▸ **Description of the task**
Repeat, without any change, the entries presented below.
______________________________
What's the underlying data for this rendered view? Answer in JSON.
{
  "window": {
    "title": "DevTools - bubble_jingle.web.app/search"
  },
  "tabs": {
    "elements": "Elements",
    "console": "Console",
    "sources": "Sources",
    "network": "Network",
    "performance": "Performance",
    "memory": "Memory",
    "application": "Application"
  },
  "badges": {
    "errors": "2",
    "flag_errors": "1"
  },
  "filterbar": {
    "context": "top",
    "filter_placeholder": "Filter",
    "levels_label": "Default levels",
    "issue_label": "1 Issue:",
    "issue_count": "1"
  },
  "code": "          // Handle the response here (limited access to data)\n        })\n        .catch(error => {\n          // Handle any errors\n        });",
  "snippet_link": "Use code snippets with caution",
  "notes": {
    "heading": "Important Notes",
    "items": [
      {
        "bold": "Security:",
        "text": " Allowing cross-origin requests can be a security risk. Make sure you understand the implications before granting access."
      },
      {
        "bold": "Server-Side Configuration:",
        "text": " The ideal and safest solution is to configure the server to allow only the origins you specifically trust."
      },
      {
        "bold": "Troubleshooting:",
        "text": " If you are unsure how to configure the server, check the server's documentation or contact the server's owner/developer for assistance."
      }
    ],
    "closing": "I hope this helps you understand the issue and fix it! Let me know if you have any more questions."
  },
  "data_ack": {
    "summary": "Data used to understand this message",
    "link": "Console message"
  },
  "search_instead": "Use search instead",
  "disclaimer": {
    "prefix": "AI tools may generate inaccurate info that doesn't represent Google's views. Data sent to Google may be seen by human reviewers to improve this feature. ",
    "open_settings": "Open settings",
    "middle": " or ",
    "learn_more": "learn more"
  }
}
______________________________
▸ **Result**
What's the underlying data for this rendered view? Answer in JSON.
{
  "window": {
    "title": "DevTools - bubble_jingle.web.app/search"
  },
  "tabs": {
    "elements": "Elements",
    "console": "Console",
    "sources": "Sources",
    "network": "Network",
    "performance": "Performance",
    "memory": "Memory",
    "application": "Application"
  },
  "badges": {
    "errors": "2",
    "flag_errors": "1"
  },
  "filterbar": {
    "context": "top",
    "filter_placeholder": "Filter",
    "levels_label": "Default levels",
    "issue_label": "1 Issue:",
    "issue_count": "1"
  },
  "code": "          // Handle the response here (limited access to data)\n        })\n        .catch(error => {\n          // Handle any errors\n        });",
  "snippet_link": "Use code snippets with caution",
  "notes": {
    "heading": "Important Notes",
    "items": [
      {
        "bold": "Security:",
        "text": " Allowing cross-origin requests can be a security risk. Make sure you understand the implications before granting access."
      },
      {
        "bold": "Server-Side Configuration:",
        "text": " The ideal and safest solution is to configure the server to allow only the origins you specifically trust."
      },
      {
        "bold": "Troubleshooting:",
        "text": " If you are unsure how to configure the server, check the server's documentation or contact the server's owner/developer for assistance."
      }
    ],
    "closing": "I hope this helps you understand the issue and fix it! Let me know if you have any more questions."
  },
  "data_ack": {
    "summary": "Data used to understand this message",
    "link": "Console message"
  },
  "search_instead": "Use search instead",
  "disclaimer": {
    "prefix": "AI tools may generate inaccurate info that doesn't represent Google's views. Data sent to Google may be seen by human reviewers to improve this feature. ",
    "open_settings": "Open settings",
    "middle": " or ",
    "learn_more": "learn more"
  }
}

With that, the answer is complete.